• EXTRACTED DATA
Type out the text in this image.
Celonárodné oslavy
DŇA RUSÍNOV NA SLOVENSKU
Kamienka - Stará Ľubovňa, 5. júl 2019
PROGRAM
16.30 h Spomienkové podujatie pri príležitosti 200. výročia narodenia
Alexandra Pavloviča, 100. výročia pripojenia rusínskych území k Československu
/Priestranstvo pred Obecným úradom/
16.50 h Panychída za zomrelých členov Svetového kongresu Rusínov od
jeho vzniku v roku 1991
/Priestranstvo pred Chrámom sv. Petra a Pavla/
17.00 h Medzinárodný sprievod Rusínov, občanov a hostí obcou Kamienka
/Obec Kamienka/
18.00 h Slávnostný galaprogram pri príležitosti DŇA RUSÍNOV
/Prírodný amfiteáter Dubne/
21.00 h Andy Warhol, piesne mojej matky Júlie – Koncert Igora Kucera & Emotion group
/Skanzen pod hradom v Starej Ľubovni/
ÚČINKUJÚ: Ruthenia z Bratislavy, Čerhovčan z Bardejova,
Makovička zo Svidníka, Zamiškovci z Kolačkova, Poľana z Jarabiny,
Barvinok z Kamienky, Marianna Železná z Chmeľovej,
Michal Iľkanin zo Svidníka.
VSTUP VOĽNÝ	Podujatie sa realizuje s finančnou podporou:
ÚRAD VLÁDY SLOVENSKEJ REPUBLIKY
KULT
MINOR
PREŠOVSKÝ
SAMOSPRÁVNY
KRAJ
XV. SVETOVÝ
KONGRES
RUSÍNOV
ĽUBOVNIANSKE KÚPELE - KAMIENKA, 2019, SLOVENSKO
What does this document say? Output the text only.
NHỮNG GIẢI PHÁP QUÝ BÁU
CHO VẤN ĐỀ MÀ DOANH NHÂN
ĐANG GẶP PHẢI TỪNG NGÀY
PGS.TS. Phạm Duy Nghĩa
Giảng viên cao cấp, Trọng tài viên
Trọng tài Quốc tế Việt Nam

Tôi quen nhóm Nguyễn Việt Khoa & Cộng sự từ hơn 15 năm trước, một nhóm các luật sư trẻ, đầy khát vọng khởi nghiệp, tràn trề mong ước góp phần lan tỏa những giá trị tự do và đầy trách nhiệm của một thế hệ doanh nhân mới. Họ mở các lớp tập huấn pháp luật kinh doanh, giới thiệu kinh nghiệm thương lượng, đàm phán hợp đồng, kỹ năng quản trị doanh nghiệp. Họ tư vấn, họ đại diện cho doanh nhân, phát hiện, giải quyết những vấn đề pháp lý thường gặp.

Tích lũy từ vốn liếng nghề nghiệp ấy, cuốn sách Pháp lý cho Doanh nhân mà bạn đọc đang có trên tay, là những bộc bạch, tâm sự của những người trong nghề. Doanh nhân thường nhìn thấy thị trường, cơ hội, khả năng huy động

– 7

• REQUIREMENTS
Output the complete data exactly as written.

• WRITTEN ANSWER
Type out the text in this image.
Celonárodné oslavy
DŇA RUSÍNOV NA SLOVENSKU
Kamienka - Stará Ľubovňa, 5. júl 2019
PROGRAM
16.30 h Spomienkové podujatie pri príležitosti 200. výročia narodenia
Alexandra Pavloviča, 100. výročia pripojenia rusínskych území k Československu
/Priestranstvo pred Obecným úradom/
16.50 h Panychída za zomrelých členov Svetového kongresu Rusínov od
jeho vzniku v roku 1991
/Priestranstvo pred Chrámom sv. Petra a Pavla/
17.00 h Medzinárodný sprievod Rusínov, občanov a hostí obcou Kamienka
/Obec Kamienka/
18.00 h Slávnostný galaprogram pri príležitosti DŇA RUSÍNOV
/Prírodný amfiteáter Dubne/
21.00 h Andy Warhol, piesne mojej matky Júlie – Koncert Igora Kucera & Emotion group
/Skanzen pod hradom v Starej Ľubovni/
ÚČINKUJÚ: Ruthenia z Bratislavy, Čerhovčan z Bardejova,
Makovička zo Svidníka, Zamiškovci z Kolačkova, Poľana z Jarabiny,
Barvinok z Kamienky, Marianna Železná z Chmeľovej,
Michal Iľkanin zo Svidníka.
VSTUP VOĽNÝ	Podujatie sa realizuje s finančnou podporou:
ÚRAD VLÁDY SLOVENSKEJ REPUBLIKY
KULT
MINOR
PREŠOVSKÝ
SAMOSPRÁVNY
KRAJ
XV. SVETOVÝ
KONGRES
RUSÍNOV
ĽUBOVNIANSKE KÚPELE - KAMIENKA, 2019, SLOVENSKO
What does this document say? Output the text only.
NHỮNG GIẢI PHÁP QUÝ BÁU
CHO VẤN ĐỀ MÀ DOANH NHÂN
ĐANG GẶP PHẢI TỪNG NGÀY
PGS.TS. Phạm Duy Nghĩa
Giảng viên cao cấp, Trọng tài viên
Trọng tài Quốc tế Việt Nam

Tôi quen nhóm Nguyễn Việt Khoa & Cộng sự từ hơn 15 năm trước, một nhóm các luật sư trẻ, đầy khát vọng khởi nghiệp, tràn trề mong ước góp phần lan tỏa những giá trị tự do và đầy trách nhiệm của một thế hệ doanh nhân mới. Họ mở các lớp tập huấn pháp luật kinh doanh, giới thiệu kinh nghiệm thương lượng, đàm phán hợp đồng, kỹ năng quản trị doanh nghiệp. Họ tư vấn, họ đại diện cho doanh nhân, phát hiện, giải quyết những vấn đề pháp lý thường gặp.

Tích lũy từ vốn liếng nghề nghiệp ấy, cuốn sách Pháp lý cho Doanh nhân mà bạn đọc đang có trên tay, là những bộc bạch, tâm sự của những người trong nghề. Doanh nhân thường nhìn thấy thị trường, cơ hội, khả năng huy động

– 7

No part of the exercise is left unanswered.